#### [AIM OF THE TASK]
Answer these questions about the Newifi D2 configuration post:
(a) What IP address does the 'lan' interface use?
(b) Which ports are listed for VLAN 2?
(c) What does the author say a device has that an interface doesn't?

Device vs Interface

This is the configuration of my Newifi D2:

config interface 'lan'
	option type 'bridge'
	option ifname 'eth0.1'
	option proto 'static'
	option netmask '255.255.255.0'
	option ip6assign '60'
	option ipaddr '192.168.100.1'

config device 'lan_dev'
	option name 'eth0.1'
	option macaddr '20:76:93:46:64:4f'

config interface 'wan'
	option ifname 'eth0.2'
	option proto 'dhcp'
	option type 'bridge'

config device 'wan_dev'
	option name 'eth0.2'
	option macaddr '20:76:93:46:64:50'

config interface 'wan6'
	option ifname 'eth0.2'
	option proto 'dhcpv6'

config switch
	option name 'switch0'
	option reset '1'
	option enable_vlan '1'

config switch_vlan
	option device 'switch0'
	option vlan '1'
	option ports '0 1 2 3 6t'
	option vid '1'

config switch_vlan
	option device 'switch0'
	option vlan '2'
	option ports '4 6t'
	option vid '2'

Basically, 4 LAN ports belong to 802.1q VLAN1, and the WAN port belong to VLAN2. The switch sends the data over the trunk interface (port 6t) to the internal computer (aka CPU), which receives all packets on its trunk port called eth0, then separates the data to corresponding eth0.1 and eth0.2 interfaces. I have some questions:

  1. On the configuration above, what is the differences between interface and device? The only difference I can see is that a device has MAC address, while an interface doesn't. Maybe we can create multiple interfaces on a single device? But then, what is the purpose of it?

#### [DATA SEGMENT]
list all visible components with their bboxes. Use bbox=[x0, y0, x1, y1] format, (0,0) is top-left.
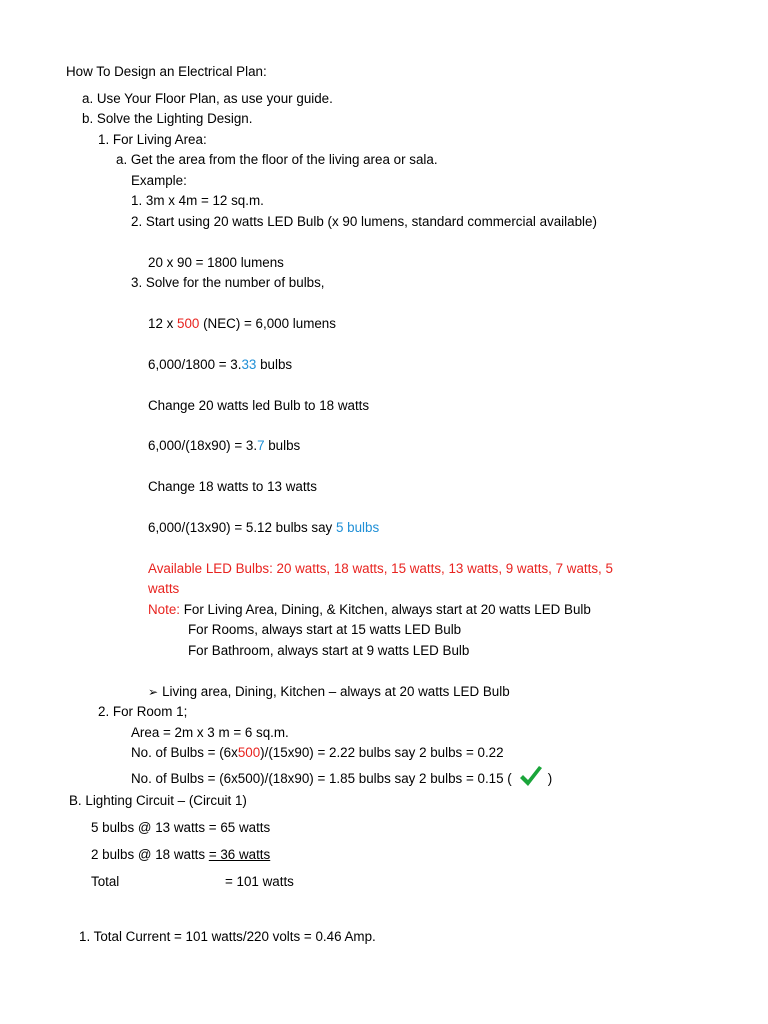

#### [TASK OUTPUT]
(a) 192.168.100.1
(b) 4 and 6t
(c) A MAC address